* [Problem description] The entries that follow should be written out exactly.

* [Record extracts]

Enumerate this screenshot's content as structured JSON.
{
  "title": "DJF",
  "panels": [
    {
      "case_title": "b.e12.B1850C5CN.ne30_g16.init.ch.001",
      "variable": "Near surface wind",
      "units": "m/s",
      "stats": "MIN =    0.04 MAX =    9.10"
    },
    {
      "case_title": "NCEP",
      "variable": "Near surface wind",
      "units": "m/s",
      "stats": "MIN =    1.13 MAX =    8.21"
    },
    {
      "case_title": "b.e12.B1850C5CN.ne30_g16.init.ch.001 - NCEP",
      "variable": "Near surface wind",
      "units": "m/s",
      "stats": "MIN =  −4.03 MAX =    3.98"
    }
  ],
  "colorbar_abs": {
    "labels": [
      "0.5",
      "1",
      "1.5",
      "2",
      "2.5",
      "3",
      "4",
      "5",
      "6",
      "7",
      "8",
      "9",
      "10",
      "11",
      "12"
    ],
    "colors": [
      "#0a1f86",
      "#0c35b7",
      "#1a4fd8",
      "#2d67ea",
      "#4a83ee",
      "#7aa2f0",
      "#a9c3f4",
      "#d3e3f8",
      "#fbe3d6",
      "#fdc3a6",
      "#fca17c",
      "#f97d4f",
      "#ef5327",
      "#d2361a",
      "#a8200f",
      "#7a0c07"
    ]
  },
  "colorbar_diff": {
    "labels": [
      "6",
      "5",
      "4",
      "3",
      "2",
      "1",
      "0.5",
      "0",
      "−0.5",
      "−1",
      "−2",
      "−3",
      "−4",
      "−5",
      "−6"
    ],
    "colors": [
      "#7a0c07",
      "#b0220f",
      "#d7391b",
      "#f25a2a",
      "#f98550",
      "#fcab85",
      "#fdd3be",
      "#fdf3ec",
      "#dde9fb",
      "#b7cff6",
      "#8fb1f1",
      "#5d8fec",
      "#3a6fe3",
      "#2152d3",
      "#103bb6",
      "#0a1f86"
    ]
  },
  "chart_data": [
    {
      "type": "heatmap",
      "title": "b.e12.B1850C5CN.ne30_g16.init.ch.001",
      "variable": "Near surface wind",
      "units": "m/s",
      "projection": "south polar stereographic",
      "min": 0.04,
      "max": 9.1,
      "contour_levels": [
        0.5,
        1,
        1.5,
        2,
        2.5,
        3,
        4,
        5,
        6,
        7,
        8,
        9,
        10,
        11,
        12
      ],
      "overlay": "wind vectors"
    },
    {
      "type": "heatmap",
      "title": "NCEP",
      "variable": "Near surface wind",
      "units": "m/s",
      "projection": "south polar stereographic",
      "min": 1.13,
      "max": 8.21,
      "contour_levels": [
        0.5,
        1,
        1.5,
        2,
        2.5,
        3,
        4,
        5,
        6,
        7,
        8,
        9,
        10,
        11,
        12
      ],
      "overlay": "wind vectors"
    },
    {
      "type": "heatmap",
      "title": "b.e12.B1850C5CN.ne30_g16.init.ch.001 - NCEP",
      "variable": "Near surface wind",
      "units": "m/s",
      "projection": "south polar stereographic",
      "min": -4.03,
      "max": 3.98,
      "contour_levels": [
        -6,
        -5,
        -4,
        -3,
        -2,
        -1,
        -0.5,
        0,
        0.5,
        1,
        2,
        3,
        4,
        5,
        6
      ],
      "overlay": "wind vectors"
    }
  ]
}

* [Solution to this task]
Enumerate this screenshot's content as structured JSON.
{
  "title": "DJF",
  "panels": [
    {
      "case_title": "b.e12.B1850C5CN.ne30_g16.init.ch.001",
      "variable": "Near surface wind",
      "units": "m/s",
      "stats": "MIN =    0.04 MAX =    9.10"
    },
    {
      "case_title": "NCEP",
      "variable": "Near surface wind",
      "units": "m/s",
      "stats": "MIN =    1.13 MAX =    8.21"
    },
    {
      "case_title": "b.e12.B1850C5CN.ne30_g16.init.ch.001 - NCEP",
      "variable": "Near surface wind",
      "units": "m/s",
      "stats": "MIN =  −4.03 MAX =    3.98"
    }
  ],
  "colorbar_abs": {
    "labels": [
      "0.5",
      "1",
      "1.5",
      "2",
      "2.5",
      "3",
      "4",
      "5",
      "6",
      "7",
      "8",
      "9",
      "10",
      "11",
      "12"
    ],
    "colors": [
      "#0a1f86",
      "#0c35b7",
      "#1a4fd8",
      "#2d67ea",
      "#4a83ee",
      "#7aa2f0",
      "#a9c3f4",
      "#d3e3f8",
      "#fbe3d6",
      "#fdc3a6",
      "#fca17c",
      "#f97d4f",
      "#ef5327",
      "#d2361a",
      "#a8200f",
      "#7a0c07"
    ]
  },
  "colorbar_diff": {
    "labels": [
      "6",
      "5",
      "4",
      "3",
      "2",
      "1",
      "0.5",
      "0",
      "−0.5",
      "−1",
      "−2",
      "−3",
      "−4",
      "−5",
      "−6"
    ],
    "colors": [
      "#7a0c07",
      "#b0220f",
      "#d7391b",
      "#f25a2a",
      "#f98550",
      "#fcab85",
      "#fdd3be",
      "#fdf3ec",
      "#dde9fb",
      "#b7cff6",
      "#8fb1f1",
      "#5d8fec",
      "#3a6fe3",
      "#2152d3",
      "#103bb6",
      "#0a1f86"
    ]
  },
  "chart_data": [
    {
      "type": "heatmap",
      "title": "b.e12.B1850C5CN.ne30_g16.init.ch.001",
      "variable": "Near surface wind",
      "units": "m/s",
      "projection": "south polar stereographic",
      "min": 0.04,
      "max": 9.1,
      "contour_levels": [
        0.5,
        1,
        1.5,
        2,
        2.5,
        3,
        4,
        5,
        6,
        7,
        8,
        9,
        10,
        11,
        12
      ],
      "overlay": "wind vectors"
    },
    {
      "type": "heatmap",
      "title": "NCEP",
      "variable": "Near surface wind",
      "units": "m/s",
      "projection": "south polar stereographic",
      "min": 1.13,
      "max": 8.21,
      "contour_levels": [
        0.5,
        1,
        1.5,
        2,
        2.5,
        3,
        4,
        5,
        6,
        7,
        8,
        9,
        10,
        11,
        12
      ],
      "overlay": "wind vectors"
    },
    {
      "type": "heatmap",
      "title": "b.e12.B1850C5CN.ne30_g16.init.ch.001 - NCEP",
      "variable": "Near surface wind",
      "units": "m/s",
      "projection": "south polar stereographic",
      "min": -4.03,
      "max": 3.98,
      "contour_levels": [
        -6,
        -5,
        -4,
        -3,
        -2,
        -1,
        -0.5,
        0,
        0.5,
        1,
        2,
        3,
        4,
        5,
        6
      ],
      "overlay": "wind vectors"
    }
  ]
}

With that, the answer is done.